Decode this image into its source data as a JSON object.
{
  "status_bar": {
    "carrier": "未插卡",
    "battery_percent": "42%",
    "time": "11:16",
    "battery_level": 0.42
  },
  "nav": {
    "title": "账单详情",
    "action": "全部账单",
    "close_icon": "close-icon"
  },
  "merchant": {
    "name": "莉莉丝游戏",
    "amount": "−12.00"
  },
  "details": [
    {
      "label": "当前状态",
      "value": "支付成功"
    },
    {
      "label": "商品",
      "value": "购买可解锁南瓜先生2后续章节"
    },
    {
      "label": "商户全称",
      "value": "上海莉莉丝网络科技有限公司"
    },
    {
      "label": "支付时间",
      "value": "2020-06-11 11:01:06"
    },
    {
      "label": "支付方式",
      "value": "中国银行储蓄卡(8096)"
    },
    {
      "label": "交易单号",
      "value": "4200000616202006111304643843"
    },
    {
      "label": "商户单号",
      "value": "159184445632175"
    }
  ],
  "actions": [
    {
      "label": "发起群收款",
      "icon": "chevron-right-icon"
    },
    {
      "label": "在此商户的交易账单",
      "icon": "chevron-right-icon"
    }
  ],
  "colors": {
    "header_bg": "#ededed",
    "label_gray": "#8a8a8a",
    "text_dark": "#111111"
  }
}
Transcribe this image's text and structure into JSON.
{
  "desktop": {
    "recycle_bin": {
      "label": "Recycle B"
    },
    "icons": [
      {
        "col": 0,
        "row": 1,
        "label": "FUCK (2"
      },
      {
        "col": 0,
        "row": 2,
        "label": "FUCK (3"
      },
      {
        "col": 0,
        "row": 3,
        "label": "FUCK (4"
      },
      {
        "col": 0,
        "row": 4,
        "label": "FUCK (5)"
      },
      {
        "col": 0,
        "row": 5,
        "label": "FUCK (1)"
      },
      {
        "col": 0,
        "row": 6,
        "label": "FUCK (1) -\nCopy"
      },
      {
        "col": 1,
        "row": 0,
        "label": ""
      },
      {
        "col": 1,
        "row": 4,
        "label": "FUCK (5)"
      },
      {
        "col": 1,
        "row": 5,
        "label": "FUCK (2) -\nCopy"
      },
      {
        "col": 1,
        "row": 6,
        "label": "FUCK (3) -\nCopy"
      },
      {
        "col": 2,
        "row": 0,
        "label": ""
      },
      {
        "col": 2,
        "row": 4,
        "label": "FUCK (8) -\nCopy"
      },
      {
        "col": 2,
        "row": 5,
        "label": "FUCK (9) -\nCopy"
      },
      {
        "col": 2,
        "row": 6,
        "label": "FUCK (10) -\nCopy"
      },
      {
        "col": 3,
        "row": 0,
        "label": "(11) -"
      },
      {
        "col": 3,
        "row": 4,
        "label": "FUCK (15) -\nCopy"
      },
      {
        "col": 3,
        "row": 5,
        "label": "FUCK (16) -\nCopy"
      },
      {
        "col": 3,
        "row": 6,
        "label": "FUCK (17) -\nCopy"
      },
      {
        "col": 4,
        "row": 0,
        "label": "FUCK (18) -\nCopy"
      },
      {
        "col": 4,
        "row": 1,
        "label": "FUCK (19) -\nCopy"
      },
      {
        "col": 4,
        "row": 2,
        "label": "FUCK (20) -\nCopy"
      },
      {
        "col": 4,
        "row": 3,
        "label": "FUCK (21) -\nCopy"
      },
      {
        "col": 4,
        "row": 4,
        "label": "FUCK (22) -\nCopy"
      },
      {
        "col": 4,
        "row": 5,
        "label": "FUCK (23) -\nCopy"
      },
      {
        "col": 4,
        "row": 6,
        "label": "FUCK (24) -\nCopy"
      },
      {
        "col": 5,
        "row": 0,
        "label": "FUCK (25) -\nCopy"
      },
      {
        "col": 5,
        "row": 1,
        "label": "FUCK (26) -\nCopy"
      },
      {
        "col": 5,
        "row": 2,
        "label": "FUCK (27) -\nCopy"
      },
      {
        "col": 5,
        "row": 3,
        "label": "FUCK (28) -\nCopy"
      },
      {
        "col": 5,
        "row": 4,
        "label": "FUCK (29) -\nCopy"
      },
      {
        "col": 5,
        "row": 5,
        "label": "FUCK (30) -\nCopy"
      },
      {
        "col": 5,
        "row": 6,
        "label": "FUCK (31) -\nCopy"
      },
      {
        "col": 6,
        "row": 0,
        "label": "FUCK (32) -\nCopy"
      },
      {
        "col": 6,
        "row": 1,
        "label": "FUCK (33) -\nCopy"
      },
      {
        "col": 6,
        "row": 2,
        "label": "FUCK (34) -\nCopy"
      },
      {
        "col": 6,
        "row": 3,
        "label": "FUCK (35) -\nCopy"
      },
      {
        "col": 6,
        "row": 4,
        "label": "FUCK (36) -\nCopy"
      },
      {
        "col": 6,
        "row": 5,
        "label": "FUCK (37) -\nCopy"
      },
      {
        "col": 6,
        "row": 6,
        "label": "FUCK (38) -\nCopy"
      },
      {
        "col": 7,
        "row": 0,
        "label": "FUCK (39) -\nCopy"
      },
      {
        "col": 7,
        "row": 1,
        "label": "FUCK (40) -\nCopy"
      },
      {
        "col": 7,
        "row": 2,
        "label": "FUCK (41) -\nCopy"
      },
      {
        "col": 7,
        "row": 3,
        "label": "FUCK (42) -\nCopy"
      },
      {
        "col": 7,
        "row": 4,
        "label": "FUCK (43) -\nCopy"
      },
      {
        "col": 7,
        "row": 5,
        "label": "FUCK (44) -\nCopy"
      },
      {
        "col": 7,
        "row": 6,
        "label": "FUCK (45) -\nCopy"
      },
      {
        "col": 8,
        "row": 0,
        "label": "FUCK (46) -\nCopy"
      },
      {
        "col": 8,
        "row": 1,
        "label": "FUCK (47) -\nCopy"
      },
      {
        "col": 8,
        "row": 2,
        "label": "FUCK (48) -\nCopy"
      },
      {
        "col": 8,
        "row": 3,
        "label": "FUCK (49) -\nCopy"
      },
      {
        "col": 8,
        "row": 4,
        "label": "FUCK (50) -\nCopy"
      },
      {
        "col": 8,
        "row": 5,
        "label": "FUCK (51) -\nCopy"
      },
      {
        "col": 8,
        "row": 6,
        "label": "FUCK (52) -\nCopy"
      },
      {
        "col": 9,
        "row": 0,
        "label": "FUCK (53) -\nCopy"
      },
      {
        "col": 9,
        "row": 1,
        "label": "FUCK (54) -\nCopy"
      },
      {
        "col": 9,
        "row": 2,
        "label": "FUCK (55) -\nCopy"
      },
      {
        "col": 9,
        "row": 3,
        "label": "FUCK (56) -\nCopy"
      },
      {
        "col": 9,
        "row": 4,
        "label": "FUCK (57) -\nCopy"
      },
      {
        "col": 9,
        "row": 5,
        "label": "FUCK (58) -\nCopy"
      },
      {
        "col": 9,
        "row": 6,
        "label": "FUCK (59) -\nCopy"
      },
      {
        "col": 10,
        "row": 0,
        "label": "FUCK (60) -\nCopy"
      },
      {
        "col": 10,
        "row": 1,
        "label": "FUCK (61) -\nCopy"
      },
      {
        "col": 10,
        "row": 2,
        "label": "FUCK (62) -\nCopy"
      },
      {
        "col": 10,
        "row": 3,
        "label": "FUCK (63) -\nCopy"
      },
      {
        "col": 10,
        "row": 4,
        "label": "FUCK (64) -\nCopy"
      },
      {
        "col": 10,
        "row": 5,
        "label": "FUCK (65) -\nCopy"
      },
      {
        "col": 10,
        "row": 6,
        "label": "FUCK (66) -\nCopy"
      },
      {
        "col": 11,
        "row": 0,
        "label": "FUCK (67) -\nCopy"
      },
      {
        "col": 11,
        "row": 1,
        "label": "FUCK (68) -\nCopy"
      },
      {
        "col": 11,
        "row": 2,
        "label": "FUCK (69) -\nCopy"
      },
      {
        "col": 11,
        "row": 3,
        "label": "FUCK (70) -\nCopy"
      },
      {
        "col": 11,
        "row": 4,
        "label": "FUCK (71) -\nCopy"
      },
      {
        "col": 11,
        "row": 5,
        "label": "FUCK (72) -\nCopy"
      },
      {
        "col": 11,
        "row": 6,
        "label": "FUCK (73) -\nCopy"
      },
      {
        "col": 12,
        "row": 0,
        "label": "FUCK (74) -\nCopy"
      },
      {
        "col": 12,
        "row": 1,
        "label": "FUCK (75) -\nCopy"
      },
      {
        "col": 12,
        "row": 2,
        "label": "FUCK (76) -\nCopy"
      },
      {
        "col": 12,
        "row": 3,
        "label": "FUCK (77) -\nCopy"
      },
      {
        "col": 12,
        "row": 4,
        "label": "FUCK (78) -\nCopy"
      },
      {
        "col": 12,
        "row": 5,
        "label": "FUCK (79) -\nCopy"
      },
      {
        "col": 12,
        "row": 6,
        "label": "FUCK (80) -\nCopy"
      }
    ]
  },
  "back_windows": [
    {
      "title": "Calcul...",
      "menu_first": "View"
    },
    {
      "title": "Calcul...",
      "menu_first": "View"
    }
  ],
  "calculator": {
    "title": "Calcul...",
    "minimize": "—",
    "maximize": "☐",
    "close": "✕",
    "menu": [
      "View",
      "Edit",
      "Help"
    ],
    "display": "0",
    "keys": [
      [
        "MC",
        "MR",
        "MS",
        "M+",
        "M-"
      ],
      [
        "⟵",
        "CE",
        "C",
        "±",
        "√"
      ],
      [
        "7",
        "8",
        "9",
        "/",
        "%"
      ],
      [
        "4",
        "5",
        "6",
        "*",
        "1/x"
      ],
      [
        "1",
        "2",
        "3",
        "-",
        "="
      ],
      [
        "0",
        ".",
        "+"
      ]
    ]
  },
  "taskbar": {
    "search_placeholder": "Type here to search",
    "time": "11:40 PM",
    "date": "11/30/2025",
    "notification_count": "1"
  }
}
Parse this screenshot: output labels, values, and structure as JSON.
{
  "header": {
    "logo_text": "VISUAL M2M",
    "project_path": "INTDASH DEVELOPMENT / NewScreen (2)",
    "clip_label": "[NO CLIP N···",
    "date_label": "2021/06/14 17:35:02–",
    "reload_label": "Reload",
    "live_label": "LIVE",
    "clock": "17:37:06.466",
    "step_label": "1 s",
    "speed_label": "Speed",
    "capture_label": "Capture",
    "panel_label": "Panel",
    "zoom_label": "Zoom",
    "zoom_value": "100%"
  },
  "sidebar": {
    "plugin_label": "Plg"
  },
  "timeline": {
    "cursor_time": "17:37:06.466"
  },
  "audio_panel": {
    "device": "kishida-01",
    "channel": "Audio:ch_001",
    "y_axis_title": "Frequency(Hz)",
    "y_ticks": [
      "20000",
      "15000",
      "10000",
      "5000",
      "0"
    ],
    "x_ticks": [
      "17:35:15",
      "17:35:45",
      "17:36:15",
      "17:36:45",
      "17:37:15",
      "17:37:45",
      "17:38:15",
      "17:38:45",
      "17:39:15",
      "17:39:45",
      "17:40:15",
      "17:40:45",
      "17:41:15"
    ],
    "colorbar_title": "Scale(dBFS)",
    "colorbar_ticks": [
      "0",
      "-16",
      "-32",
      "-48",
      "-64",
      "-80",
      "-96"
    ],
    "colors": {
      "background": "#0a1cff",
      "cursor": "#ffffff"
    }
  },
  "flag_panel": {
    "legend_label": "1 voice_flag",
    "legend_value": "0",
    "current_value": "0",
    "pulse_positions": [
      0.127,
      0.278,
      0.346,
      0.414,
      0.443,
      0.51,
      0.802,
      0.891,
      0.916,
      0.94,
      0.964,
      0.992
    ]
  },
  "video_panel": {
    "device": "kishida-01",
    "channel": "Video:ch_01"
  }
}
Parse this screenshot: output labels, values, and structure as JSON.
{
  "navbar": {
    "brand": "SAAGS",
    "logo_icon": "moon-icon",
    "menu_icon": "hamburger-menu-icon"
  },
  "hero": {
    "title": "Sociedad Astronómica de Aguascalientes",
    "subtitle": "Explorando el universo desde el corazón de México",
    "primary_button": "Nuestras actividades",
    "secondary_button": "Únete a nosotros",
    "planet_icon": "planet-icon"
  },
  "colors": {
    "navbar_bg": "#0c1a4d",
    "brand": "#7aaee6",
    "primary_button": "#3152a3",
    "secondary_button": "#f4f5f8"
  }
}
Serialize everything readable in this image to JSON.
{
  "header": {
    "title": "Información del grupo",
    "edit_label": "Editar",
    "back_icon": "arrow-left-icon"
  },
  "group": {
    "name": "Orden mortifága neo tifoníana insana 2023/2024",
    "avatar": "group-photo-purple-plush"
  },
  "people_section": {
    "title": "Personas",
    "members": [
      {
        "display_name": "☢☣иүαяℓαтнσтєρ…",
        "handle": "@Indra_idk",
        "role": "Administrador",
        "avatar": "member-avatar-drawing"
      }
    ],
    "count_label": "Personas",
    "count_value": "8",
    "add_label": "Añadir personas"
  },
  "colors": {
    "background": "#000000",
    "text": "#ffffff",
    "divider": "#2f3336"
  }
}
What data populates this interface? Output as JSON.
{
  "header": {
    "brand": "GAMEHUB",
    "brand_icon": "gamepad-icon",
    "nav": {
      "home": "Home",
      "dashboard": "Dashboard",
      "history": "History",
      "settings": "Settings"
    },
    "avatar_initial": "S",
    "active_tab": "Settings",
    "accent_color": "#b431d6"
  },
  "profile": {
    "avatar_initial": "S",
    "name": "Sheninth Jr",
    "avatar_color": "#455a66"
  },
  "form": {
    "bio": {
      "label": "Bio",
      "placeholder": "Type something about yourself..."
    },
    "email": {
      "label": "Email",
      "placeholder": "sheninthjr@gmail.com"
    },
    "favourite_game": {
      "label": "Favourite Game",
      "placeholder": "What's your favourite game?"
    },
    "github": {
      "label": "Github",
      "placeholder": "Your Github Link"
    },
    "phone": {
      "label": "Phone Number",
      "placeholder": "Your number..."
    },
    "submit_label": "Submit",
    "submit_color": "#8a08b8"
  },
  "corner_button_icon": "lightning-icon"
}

_ _ _

Extract every line containing the string "background" from the data above.

— WORKED ANSWER —
      "background": "#0a1cff",
    "background": "#000000",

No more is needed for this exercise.